> **THE REQUEST**
Check each line of the listing for the string "Shipfitter", then state how many lines have it. Only the number is wanted.
★ ★ ★ ★ ★ ★ ★
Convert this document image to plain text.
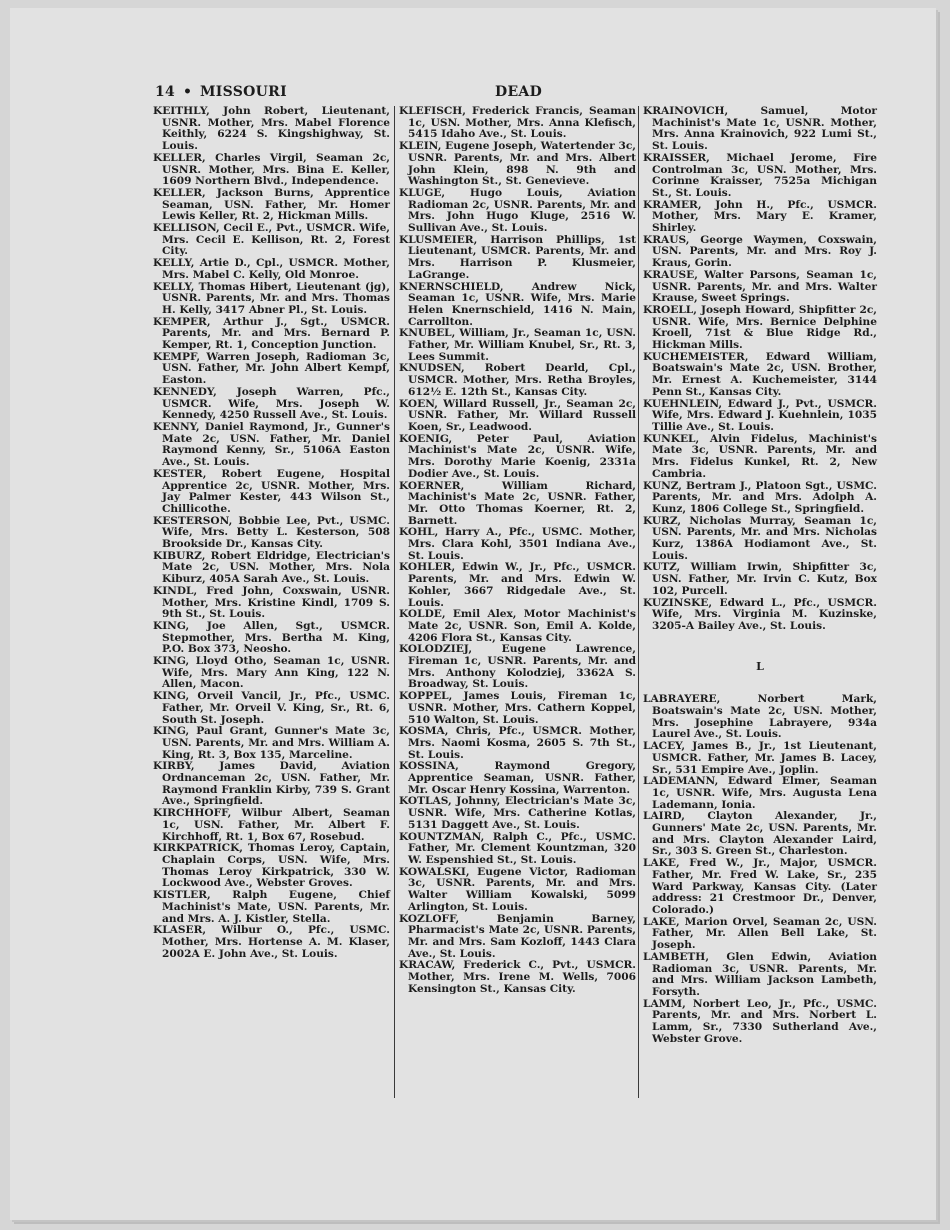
14 • MISSOURI	DEAD

KEITHLY, John Robert, Lieutenant, USNR. Mother, Mrs. Mabel Florence Keithly, 6224 S. Kingshighway, St. Louis.

KELLER, Charles Virgil, Seaman 2c, USNR. Mother, Mrs. Bina E. Keller, 1609 Northern Blvd., Independence.

KELLER, Jackson Burns, Apprentice Seaman, USN. Father, Mr. Homer Lewis Keller, Rt. 2, Hickman Mills.

KELLISON, Cecil E., Pvt., USMCR. Wife, Mrs. Cecil E. Kellison, Rt. 2, Forest City.

KELLY, Artie D., Cpl., USMCR. Mother, Mrs. Mabel C. Kelly, Old Monroe.

KELLY, Thomas Hibert, Lieutenant (jg), USNR. Parents, Mr. and Mrs. Thomas H. Kelly, 3417 Abner Pl., St. Louis.

KEMPER, Arthur J., Sgt., USMCR. Parents, Mr. and Mrs. Bernard P. Kemper, Rt. 1, Conception Junction.

KEMPF, Warren Joseph, Radioman 3c, USN. Father, Mr. John Albert Kempf, Easton.

KENNEDY, Joseph Warren, Pfc., USMCR. Wife, Mrs. Joseph W. Kennedy, 4250 Russell Ave., St. Louis.

KENNY, Daniel Raymond, Jr., Gunner's Mate 2c, USN. Father, Mr. Daniel Raymond Kenny, Sr., 5106A Easton Ave., St. Louis.

KESTER, Robert Eugene, Hospital Apprentice 2c, USNR. Mother, Mrs. Jay Palmer Kester, 443 Wilson St., Chillicothe.

KESTERSON, Bobbie Lee, Pvt., USMC. Wife, Mrs. Betty L. Kesterson, 508 Brookside Dr., Kansas City.

KIBURZ, Robert Eldridge, Electrician's Mate 2c, USN. Mother, Mrs. Nola Kiburz, 405A Sarah Ave., St. Louis.

KINDL, Fred John, Coxswain, USNR. Mother, Mrs. Kristine Kindl, 1709 S. 9th St., St. Louis.

KING, Joe Allen, Sgt., USMCR. Stepmother, Mrs. Bertha M. King, P.O. Box 373, Neosho.

KING, Lloyd Otho, Seaman 1c, USNR. Wife, Mrs. Mary Ann King, 122 N. Allen, Macon.

KING, Orveil Vancil, Jr., Pfc., USMC. Father, Mr. Orveil V. King, Sr., Rt. 6, South St. Joseph.

KING, Paul Grant, Gunner's Mate 3c, USN. Parents, Mr. and Mrs. William A. King, Rt. 3, Box 135, Marceline.

KIRBY, James David, Aviation Ordnanceman 2c, USN. Father, Mr. Raymond Franklin Kirby, 739 S. Grant Ave., Springfield.

KIRCHHOFF, Wilbur Albert, Seaman 1c, USN. Father, Mr. Albert F. Kirchhoff, Rt. 1, Box 67, Rosebud.

KIRKPATRICK, Thomas Leroy, Captain, Chaplain Corps, USN. Wife, Mrs. Thomas Leroy Kirkpatrick, 330 W. Lockwood Ave., Webster Groves.

KISTLER, Ralph Eugene, Chief Machinist's Mate, USN. Parents, Mr. and Mrs. A. J. Kistler, Stella.

KLASER, Wilbur O., Pfc., USMC. Mother, Mrs. Hortense A. M. Klaser, 2002A E. John Ave., St. Louis.

KLEFISCH, Frederick Francis, Seaman 1c, USN. Mother, Mrs. Anna Klefisch, 5415 Idaho Ave., St. Louis.

KLEIN, Eugene Joseph, Watertender 3c, USNR. Parents, Mr. and Mrs. Albert John Klein, 898 N. 9th and Washington St., St. Genevieve.

KLUGE, Hugo Louis, Aviation Radioman 2c, USNR. Parents, Mr. and Mrs. John Hugo Kluge, 2516 W. Sullivan Ave., St. Louis.

KLUSMEIER, Harrison Phillips, 1st Lieutenant, USMCR. Parents, Mr. and Mrs. Harrison P. Klusmeier, LaGrange.

KNERNSCHIELD, Andrew Nick, Seaman 1c, USNR. Wife, Mrs. Marie Helen Knernschield, 1416 N. Main, Carrollton.

KNUBEL, William, Jr., Seaman 1c, USN. Father, Mr. William Knubel, Sr., Rt. 3, Lees Summit.

KNUDSEN, Robert Dearld, Cpl., USMCR. Mother, Mrs. Retha Broyles, 612½ E. 12th St., Kansas City.

KOEN, Willard Russell, Jr., Seaman 2c, USNR. Father, Mr. Willard Russell Koen, Sr., Leadwood.

KOENIG, Peter Paul, Aviation Machinist's Mate 2c, USNR. Wife, Mrs. Dorothy Marie Koenig, 2331a Dodier Ave., St. Louis.

KOERNER, William Richard, Machinist's Mate 2c, USNR. Father, Mr. Otto Thomas Koerner, Rt. 2, Barnett.

KOHL, Harry A., Pfc., USMC. Mother, Mrs. Clara Kohl, 3501 Indiana Ave., St. Louis.

KOHLER, Edwin W., Jr., Pfc., USMCR. Parents, Mr. and Mrs. Edwin W. Kohler, 3667 Ridgedale Ave., St. Louis.

KOLDE, Emil Alex, Motor Machinist's Mate 2c, USNR. Son, Emil A. Kolde, 4206 Flora St., Kansas City.

KOLODZIEJ, Eugene Lawrence, Fireman 1c, USNR. Parents, Mr. and Mrs. Anthony Kolodziej, 3362A S. Broadway, St. Louis.

KOPPEL, James Louis, Fireman 1c, USNR. Mother, Mrs. Cathern Koppel, 510 Walton, St. Louis.

KOSMA, Chris, Pfc., USMCR. Mother, Mrs. Naomi Kosma, 2605 S. 7th St., St. Louis.

KOSSINA, Raymond Gregory, Apprentice Seaman, USNR. Father, Mr. Oscar Henry Kossina, Warrenton.

KOTLAS, Johnny, Electrician's Mate 3c, USNR. Wife, Mrs. Catherine Kotlas, 5131 Daggett Ave., St. Louis.

KOUNTZMAN, Ralph C., Pfc., USMC. Father, Mr. Clement Kountzman, 320 W. Espenshied St., St. Louis.

KOWALSKI, Eugene Victor, Radioman 3c, USNR. Parents, Mr. and Mrs. Walter William Kowalski, 5099 Arlington, St. Louis.

KOZLOFF, Benjamin Barney, Pharmacist's Mate 2c, USNR. Parents, Mr. and Mrs. Sam Kozloff, 1443 Clara Ave., St. Louis.

KRACAW, Frederick C., Pvt., USMCR. Mother, Mrs. Irene M. Wells, 7006 Kensington St., Kansas City.

KRAINOVICH, Samuel, Motor Machinist's Mate 1c, USNR. Mother, Mrs. Anna Krainovich, 922 Lumi St., St. Louis.

KRAISSER, Michael Jerome, Fire Controlman 3c, USN. Mother, Mrs. Corinne Kraisser, 7525a Michigan St., St. Louis.

KRAMER, John H., Pfc., USMCR. Mother, Mrs. Mary E. Kramer, Shirley.

KRAUS, George Waymen, Coxswain, USN. Parents, Mr. and Mrs. Roy J. Kraus, Gorin.

KRAUSE, Walter Parsons, Seaman 1c, USNR. Parents, Mr. and Mrs. Walter Krause, Sweet Springs.

KROELL, Joseph Howard, Shipfitter 2c, USNR. Wife, Mrs. Bernice Delphine Kroell, 71st & Blue Ridge Rd., Hickman Mills.

KUCHEMEISTER, Edward William, Boatswain's Mate 2c, USN. Brother, Mr. Ernest A. Kuchemeister, 3144 Penn St., Kansas City.

KUEHNLEIN, Edward J., Pvt., USMCR. Wife, Mrs. Edward J. Kuehnlein, 1035 Tillie Ave., St. Louis.

KUNKEL, Alvin Fidelus, Machinist's Mate 3c, USNR. Parents, Mr. and Mrs. Fidelus Kunkel, Rt. 2, New Cambria.

KUNZ, Bertram J., Platoon Sgt., USMC. Parents, Mr. and Mrs. Adolph A. Kunz, 1806 College St., Springfield.

KURZ, Nicholas Murray, Seaman 1c, USN. Parents, Mr. and Mrs. Nicholas Kurz, 1386A Hodiamont Ave., St. Louis.

KUTZ, William Irwin, Shipfitter 3c, USN. Father, Mr. Irvin C. Kutz, Box 102, Purcell.

KUZINSKE, Edward L., Pfc., USMCR. Wife, Mrs. Virginia M. Kuzinske, 3205-A Bailey Ave., St. Louis.

L

LABRAYERE, Norbert Mark, Boatswain's Mate 2c, USN. Mother, Mrs. Josephine Labrayere, 934a Laurel Ave., St. Louis.

LACEY, James B., Jr., 1st Lieutenant, USMCR. Father, Mr. James B. Lacey, Sr., 531 Empire Ave., Joplin.

LADEMANN, Edward Elmer, Seaman 1c, USNR. Wife, Mrs. Augusta Lena Lademann, Ionia.

LAIRD, Clayton Alexander, Jr., Gunners' Mate 2c, USN. Parents, Mr. and Mrs. Clayton Alexander Laird, Sr., 303 S. Green St., Charleston.

LAKE, Fred W., Jr., Major, USMCR. Father, Mr. Fred W. Lake, Sr., 235 Ward Parkway, Kansas City. (Later address: 21 Crestmoor Dr., Denver, Colorado.)

LAKE, Marion Orvel, Seaman 2c, USN. Father, Mr. Allen Bell Lake, St. Joseph.

LAMBETH, Glen Edwin, Aviation Radioman 3c, USNR. Parents, Mr. and Mrs. William Jackson Lambeth, Forsyth.

LAMM, Norbert Leo, Jr., Pfc., USMC. Parents, Mr. and Mrs. Norbert L. Lamm, Sr., 7330 Sutherland Ave., Webster Grove.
★ ★ ★ ★ ★ ★ ★
> **EXERCISE RESPONSE**
2